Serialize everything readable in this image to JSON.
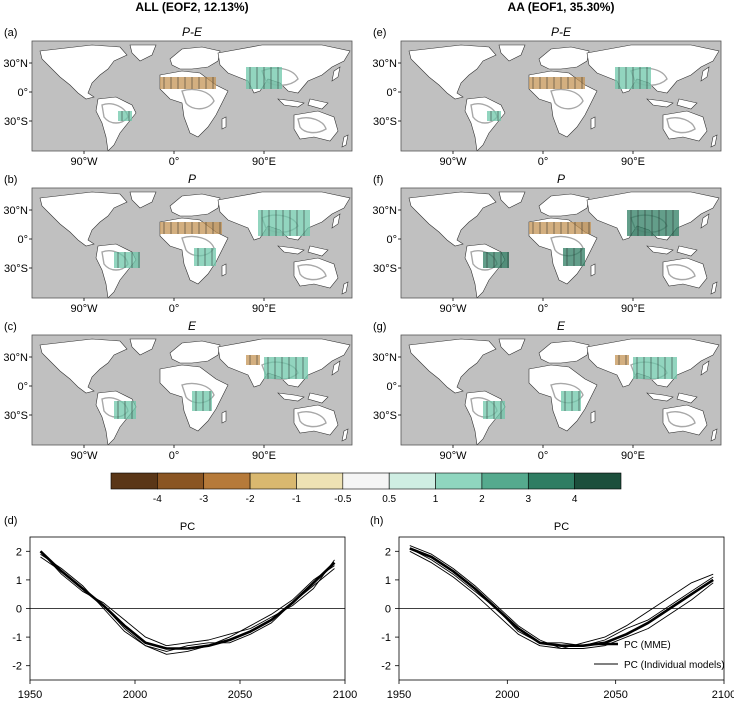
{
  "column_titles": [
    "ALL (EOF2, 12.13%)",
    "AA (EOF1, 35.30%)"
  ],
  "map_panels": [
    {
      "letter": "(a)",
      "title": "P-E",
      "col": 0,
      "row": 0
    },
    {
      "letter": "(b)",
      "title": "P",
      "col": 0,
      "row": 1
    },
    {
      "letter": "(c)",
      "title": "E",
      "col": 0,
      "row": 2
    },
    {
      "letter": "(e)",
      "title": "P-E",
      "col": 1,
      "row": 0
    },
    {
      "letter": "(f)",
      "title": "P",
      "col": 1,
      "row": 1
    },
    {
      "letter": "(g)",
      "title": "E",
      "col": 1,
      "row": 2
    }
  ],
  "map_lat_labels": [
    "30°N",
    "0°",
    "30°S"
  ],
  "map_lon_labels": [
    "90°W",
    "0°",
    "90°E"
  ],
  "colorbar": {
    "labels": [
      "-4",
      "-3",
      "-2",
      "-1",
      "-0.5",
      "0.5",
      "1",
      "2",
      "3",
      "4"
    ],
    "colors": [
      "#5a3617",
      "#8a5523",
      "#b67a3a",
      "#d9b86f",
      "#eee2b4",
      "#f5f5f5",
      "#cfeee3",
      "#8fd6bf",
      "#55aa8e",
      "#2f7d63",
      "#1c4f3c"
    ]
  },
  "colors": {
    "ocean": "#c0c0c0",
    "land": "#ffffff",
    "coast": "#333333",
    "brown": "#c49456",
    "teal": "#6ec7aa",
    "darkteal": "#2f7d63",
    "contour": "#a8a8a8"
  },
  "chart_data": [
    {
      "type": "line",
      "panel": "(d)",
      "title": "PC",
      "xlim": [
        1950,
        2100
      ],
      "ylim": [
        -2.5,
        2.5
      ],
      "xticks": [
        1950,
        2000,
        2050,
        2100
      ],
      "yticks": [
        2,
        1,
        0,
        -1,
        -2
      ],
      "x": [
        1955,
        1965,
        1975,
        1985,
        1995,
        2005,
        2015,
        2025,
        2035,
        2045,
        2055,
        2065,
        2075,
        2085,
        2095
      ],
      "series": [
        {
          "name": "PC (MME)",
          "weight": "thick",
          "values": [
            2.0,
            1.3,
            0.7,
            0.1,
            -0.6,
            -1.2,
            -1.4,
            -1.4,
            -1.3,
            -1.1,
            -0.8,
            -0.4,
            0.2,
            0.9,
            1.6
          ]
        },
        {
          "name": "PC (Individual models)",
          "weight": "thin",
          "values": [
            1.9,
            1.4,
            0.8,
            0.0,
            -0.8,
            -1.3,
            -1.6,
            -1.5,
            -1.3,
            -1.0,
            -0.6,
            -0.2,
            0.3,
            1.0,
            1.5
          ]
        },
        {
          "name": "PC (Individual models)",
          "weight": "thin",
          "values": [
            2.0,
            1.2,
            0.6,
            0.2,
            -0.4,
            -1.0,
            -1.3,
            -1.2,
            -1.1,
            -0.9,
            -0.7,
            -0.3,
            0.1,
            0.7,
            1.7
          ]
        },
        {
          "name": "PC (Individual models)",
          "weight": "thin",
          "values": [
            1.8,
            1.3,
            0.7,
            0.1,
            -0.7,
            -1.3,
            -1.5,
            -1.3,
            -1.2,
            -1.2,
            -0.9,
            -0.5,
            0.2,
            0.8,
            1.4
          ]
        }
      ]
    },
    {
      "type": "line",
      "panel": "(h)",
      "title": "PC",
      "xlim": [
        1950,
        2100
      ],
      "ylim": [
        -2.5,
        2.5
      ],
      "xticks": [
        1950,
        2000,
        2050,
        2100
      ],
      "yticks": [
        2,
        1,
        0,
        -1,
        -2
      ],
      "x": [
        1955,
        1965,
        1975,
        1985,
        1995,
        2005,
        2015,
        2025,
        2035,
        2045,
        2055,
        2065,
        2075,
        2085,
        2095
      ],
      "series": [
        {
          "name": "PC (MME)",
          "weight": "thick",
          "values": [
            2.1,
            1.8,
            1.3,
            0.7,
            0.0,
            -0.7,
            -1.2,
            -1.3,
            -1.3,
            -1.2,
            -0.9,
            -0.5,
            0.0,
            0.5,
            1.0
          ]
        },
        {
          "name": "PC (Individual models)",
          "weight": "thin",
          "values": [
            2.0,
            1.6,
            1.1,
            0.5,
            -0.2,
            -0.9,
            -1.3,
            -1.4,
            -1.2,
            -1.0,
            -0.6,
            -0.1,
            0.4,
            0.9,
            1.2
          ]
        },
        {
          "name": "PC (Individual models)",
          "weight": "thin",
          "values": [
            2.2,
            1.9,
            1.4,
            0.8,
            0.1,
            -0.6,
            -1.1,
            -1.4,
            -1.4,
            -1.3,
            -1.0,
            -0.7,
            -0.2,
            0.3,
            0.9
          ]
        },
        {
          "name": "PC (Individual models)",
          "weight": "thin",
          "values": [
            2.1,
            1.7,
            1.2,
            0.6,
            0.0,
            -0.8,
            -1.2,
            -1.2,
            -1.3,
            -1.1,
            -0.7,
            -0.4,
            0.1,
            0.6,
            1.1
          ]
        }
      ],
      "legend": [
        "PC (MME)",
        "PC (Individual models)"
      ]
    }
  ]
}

══════════

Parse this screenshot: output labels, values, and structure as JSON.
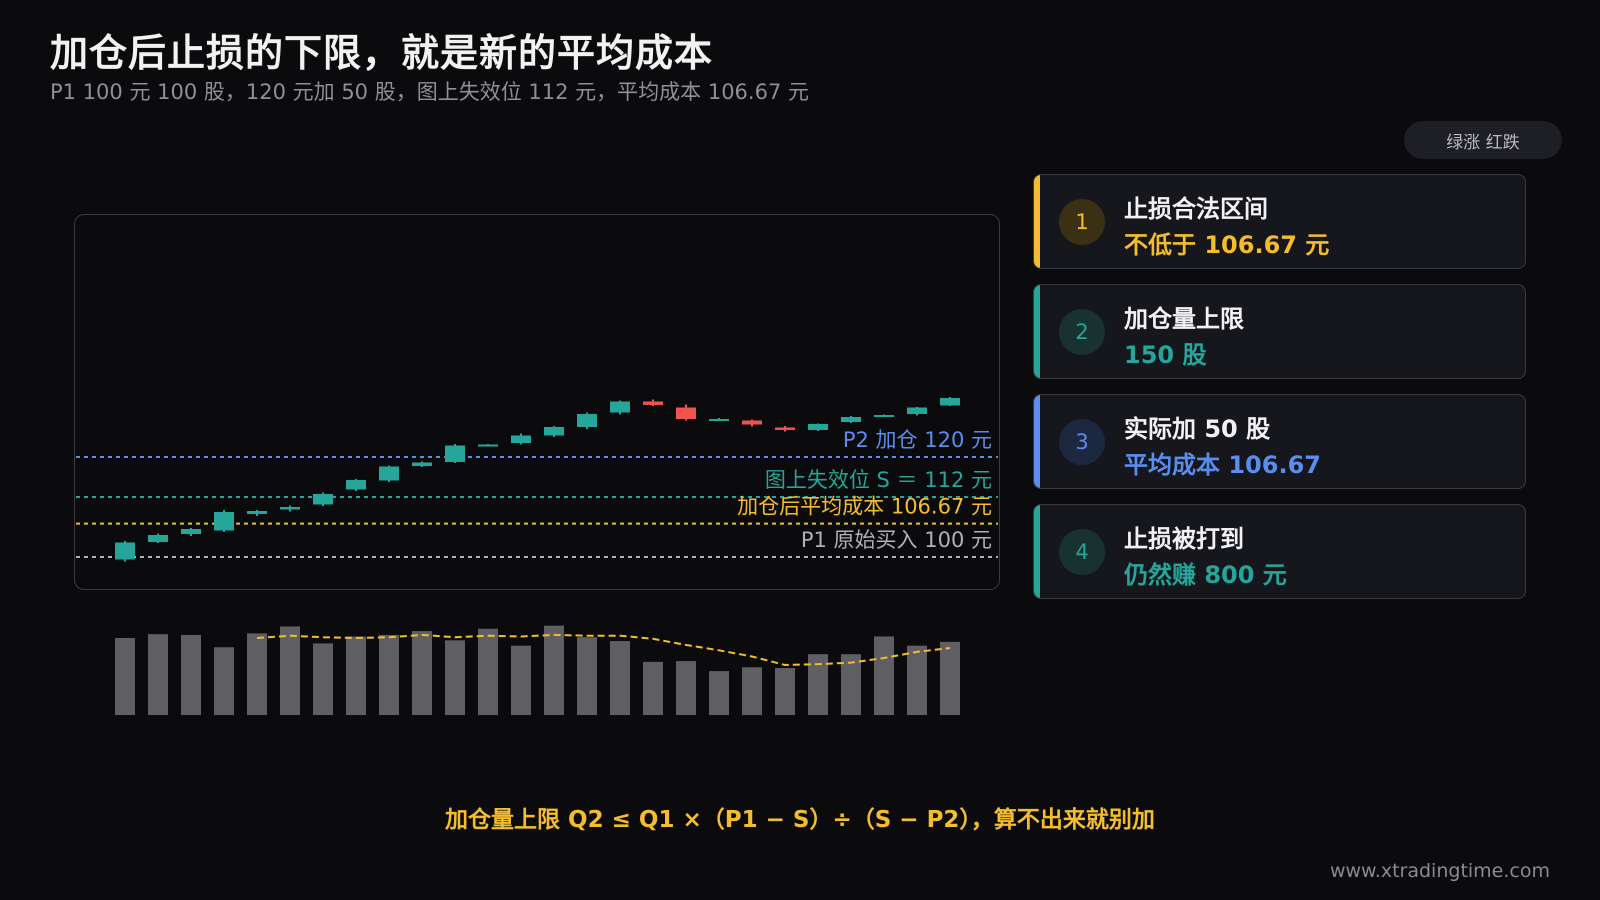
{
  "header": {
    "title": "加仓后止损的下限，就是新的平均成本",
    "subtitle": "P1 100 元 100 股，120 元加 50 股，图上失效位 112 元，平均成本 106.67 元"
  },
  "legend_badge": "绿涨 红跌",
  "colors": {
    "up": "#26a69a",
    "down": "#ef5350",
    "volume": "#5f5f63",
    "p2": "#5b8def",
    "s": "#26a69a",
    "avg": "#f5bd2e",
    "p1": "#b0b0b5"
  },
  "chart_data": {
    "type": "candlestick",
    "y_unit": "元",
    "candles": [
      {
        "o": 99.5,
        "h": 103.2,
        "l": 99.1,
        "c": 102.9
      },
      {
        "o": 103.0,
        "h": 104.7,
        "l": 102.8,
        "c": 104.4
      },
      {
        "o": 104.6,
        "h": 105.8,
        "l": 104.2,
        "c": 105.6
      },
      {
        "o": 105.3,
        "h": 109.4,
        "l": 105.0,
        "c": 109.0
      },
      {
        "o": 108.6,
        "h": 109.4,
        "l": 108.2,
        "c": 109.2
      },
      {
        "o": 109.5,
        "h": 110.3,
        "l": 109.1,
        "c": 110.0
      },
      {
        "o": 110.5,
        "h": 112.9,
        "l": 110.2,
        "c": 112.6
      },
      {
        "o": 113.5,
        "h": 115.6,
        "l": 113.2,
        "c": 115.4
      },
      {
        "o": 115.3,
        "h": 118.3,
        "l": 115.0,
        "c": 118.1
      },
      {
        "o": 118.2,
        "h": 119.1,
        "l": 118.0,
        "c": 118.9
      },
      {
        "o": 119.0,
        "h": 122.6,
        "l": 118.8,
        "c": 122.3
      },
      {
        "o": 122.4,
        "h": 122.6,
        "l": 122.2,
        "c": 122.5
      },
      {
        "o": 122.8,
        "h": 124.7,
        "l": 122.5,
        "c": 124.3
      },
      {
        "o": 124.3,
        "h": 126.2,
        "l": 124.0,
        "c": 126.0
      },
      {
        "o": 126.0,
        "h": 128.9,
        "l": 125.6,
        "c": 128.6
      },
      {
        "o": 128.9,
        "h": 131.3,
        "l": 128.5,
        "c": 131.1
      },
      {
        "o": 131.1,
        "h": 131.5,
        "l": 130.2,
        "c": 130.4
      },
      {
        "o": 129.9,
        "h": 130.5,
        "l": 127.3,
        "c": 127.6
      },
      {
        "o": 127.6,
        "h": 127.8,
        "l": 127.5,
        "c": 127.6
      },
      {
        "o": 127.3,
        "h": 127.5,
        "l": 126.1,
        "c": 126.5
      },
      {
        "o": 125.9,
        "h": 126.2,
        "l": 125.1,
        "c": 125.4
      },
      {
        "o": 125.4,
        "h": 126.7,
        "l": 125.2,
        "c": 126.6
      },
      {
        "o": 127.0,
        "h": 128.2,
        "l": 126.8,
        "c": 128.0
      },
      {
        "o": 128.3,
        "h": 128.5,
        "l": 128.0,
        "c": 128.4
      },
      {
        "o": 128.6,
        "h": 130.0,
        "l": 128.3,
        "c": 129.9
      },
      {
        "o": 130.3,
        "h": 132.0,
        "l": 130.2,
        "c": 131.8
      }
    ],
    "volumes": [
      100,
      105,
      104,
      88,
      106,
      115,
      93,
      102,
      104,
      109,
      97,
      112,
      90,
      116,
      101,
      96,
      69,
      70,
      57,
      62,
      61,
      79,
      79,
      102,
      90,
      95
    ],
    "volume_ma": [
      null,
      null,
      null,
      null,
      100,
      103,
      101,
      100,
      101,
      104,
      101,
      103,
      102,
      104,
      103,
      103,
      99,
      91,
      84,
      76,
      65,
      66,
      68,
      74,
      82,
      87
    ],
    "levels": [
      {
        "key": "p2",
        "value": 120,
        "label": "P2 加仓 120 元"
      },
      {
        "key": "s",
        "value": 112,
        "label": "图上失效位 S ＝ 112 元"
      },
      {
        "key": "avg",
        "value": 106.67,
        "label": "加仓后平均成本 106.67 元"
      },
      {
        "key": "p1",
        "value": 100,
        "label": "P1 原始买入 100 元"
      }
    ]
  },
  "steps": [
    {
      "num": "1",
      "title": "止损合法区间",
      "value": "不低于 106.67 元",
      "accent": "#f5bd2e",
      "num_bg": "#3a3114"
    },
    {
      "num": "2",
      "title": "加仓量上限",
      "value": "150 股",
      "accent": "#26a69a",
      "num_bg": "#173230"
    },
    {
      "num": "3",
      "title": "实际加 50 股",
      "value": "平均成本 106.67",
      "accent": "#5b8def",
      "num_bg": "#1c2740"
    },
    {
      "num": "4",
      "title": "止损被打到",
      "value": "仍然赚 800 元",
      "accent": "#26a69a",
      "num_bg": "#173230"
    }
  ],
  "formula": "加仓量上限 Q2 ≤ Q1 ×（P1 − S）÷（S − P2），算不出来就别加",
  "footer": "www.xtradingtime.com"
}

══════════

# EXERCISE GOAL
Select and copy every line from the records that includes the word "this".

# THE RESULT
Serialize everything readable in this image to JSON.
Parse this screenshot: output labels, values, and structure as JSON.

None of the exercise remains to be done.